→ Aim: Below is a listing. Gather each line of it that contains "image".

→ Listing:
=-=-=

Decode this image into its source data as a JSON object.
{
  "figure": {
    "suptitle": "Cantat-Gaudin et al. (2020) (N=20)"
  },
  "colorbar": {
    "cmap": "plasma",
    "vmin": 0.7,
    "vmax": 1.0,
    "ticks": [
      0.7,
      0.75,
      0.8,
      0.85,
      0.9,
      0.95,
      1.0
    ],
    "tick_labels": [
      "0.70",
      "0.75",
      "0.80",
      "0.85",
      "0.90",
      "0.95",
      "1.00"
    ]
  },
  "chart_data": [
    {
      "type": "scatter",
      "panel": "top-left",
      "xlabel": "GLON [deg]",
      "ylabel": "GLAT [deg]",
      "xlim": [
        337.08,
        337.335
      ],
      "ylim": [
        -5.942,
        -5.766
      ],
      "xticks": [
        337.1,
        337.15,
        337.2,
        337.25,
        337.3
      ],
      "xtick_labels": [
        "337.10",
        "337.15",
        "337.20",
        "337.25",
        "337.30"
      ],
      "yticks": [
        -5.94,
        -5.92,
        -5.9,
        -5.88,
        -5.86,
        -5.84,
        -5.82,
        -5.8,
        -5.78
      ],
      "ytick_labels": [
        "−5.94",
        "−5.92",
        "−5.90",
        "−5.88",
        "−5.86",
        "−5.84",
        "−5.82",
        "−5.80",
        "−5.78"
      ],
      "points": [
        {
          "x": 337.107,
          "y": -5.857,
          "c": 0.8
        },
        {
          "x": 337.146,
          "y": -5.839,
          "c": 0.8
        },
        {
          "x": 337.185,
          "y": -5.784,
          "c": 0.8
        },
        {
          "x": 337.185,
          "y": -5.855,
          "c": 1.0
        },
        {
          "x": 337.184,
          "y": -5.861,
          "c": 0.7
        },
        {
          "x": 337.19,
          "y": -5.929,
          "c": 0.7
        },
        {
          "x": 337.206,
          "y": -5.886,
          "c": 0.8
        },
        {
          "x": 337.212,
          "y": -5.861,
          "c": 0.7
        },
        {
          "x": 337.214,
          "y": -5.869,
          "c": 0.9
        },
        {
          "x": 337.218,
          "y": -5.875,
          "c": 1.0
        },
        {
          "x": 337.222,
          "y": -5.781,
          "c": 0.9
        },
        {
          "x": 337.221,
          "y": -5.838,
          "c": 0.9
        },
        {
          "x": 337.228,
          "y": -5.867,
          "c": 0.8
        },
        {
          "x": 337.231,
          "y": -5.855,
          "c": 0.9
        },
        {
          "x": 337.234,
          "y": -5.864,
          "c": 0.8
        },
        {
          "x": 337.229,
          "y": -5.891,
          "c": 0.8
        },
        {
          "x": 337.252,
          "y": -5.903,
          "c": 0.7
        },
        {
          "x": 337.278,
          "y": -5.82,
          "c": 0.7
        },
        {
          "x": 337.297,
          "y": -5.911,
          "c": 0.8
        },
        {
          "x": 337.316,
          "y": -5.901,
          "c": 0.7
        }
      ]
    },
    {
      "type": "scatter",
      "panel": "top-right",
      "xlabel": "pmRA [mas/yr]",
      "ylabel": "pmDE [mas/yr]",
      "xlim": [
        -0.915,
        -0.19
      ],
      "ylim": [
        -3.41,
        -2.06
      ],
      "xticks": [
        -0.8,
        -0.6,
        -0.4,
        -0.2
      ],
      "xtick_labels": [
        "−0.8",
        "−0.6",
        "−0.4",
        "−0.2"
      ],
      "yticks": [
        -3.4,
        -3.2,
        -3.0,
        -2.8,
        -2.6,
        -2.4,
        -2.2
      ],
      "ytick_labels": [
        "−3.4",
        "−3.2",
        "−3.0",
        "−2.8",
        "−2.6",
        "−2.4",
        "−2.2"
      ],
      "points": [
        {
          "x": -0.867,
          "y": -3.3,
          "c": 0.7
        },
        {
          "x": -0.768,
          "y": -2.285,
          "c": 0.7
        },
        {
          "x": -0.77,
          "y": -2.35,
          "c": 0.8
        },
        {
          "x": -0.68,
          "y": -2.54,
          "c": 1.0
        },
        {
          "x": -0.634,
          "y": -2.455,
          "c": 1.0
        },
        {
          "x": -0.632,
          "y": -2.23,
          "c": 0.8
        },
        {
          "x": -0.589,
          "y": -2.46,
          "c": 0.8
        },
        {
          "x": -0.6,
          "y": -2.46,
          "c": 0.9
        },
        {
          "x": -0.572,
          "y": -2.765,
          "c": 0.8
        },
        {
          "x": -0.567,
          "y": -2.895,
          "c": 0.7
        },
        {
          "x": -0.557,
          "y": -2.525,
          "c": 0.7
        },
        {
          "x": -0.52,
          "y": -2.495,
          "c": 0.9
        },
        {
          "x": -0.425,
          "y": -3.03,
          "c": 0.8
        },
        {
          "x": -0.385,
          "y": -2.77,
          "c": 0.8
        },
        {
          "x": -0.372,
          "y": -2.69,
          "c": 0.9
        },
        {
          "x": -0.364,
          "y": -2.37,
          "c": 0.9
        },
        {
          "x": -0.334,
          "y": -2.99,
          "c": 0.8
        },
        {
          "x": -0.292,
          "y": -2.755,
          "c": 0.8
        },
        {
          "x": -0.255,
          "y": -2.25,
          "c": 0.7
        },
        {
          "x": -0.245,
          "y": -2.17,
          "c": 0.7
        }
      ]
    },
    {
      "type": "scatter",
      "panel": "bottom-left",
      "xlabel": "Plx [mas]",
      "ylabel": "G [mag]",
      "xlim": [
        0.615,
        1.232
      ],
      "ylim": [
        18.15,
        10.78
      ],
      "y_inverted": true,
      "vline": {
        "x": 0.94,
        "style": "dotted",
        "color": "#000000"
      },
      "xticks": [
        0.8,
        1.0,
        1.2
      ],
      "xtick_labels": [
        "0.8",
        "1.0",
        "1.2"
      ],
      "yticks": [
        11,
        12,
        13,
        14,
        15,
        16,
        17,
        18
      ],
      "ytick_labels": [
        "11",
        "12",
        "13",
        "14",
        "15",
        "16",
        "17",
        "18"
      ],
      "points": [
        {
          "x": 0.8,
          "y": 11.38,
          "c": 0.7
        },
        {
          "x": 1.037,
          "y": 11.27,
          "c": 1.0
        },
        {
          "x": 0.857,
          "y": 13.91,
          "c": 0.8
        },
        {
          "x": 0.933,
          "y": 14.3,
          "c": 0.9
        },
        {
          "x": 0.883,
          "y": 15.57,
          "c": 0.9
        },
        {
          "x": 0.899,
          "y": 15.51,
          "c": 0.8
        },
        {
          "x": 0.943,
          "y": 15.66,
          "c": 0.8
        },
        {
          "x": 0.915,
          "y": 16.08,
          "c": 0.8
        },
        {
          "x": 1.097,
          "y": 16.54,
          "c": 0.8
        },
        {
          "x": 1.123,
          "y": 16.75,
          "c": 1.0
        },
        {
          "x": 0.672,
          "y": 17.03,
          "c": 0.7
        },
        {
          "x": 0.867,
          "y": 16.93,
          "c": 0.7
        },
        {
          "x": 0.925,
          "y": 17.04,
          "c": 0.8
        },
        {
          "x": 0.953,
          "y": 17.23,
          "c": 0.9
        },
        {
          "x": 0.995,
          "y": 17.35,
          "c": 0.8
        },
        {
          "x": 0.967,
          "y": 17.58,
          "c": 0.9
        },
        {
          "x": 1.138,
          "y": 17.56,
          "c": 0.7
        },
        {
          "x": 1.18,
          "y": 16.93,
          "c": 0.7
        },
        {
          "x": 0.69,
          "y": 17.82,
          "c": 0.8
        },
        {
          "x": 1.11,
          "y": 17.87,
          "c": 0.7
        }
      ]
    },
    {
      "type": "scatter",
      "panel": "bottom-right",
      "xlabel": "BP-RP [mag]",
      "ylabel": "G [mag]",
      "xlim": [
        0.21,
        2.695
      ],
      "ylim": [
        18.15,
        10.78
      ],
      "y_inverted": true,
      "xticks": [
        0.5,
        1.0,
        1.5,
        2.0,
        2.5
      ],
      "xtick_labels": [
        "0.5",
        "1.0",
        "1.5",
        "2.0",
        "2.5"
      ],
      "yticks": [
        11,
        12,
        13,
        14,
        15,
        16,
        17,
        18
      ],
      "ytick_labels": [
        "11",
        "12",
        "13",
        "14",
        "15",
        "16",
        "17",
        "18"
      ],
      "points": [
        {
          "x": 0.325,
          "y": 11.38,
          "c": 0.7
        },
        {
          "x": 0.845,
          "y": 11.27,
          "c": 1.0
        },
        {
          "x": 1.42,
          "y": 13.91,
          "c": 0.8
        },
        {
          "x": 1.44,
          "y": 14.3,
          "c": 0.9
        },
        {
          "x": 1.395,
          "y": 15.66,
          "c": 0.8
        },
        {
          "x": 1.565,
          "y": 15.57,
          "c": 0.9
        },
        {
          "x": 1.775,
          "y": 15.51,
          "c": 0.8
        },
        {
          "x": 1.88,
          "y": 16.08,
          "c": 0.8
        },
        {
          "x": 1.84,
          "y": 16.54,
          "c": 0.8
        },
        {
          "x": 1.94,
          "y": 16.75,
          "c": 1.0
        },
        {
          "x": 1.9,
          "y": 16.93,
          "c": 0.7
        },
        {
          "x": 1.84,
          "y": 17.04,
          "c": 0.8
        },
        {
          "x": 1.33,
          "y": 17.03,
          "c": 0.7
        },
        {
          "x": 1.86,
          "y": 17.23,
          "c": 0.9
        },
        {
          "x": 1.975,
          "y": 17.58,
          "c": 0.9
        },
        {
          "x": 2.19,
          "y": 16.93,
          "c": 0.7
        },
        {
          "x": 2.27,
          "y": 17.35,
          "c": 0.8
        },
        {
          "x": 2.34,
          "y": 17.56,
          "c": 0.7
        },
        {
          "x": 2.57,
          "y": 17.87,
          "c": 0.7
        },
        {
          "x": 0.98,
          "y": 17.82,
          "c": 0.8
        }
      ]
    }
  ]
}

=-=-=

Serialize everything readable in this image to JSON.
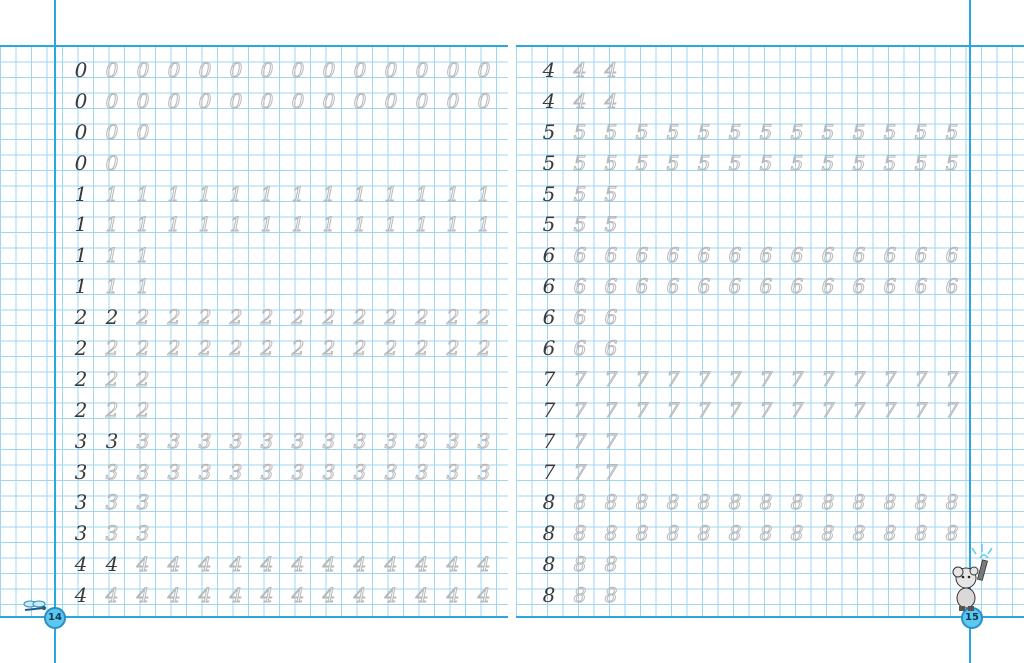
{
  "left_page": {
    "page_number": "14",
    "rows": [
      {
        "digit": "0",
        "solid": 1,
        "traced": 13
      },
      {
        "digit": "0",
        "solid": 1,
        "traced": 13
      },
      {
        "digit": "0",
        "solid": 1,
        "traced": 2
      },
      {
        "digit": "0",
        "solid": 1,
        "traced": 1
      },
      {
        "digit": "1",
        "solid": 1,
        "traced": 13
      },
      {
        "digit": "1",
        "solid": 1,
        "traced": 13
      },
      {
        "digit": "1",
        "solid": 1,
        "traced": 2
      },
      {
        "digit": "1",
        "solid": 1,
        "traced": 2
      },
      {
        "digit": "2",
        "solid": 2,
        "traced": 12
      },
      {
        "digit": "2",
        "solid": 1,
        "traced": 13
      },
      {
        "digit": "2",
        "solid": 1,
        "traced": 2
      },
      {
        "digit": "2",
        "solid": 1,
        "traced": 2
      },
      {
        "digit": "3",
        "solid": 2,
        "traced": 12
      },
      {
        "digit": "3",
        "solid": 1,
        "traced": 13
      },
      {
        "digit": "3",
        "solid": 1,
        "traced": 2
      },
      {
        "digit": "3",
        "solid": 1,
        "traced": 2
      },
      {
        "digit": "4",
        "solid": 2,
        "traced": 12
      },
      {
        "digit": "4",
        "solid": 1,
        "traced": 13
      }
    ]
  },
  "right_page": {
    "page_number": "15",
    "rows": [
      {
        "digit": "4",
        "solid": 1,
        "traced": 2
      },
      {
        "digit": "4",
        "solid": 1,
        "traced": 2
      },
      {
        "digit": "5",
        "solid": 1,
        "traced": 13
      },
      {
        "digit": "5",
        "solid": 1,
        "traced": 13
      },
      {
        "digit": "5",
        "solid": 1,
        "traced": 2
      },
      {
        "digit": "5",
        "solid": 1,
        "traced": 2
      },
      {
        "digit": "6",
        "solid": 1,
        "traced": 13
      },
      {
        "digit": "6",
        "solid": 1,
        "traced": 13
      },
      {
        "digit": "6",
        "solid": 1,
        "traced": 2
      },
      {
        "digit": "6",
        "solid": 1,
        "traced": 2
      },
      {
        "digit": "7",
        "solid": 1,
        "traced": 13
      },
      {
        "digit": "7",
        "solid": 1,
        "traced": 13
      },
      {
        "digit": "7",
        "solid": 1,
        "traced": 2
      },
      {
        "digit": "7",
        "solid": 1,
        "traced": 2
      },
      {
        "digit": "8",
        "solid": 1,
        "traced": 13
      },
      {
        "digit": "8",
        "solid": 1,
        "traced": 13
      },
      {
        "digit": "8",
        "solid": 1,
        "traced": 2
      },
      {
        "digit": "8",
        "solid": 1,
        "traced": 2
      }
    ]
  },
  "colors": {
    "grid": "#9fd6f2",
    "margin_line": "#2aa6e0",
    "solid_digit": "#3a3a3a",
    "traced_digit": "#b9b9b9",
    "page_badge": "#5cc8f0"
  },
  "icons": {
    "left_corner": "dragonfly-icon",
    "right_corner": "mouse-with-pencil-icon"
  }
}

=-=-=

→ Task response:
Decode this image into its source data as a JSON object.
Serialize everything readable in this image to JSON.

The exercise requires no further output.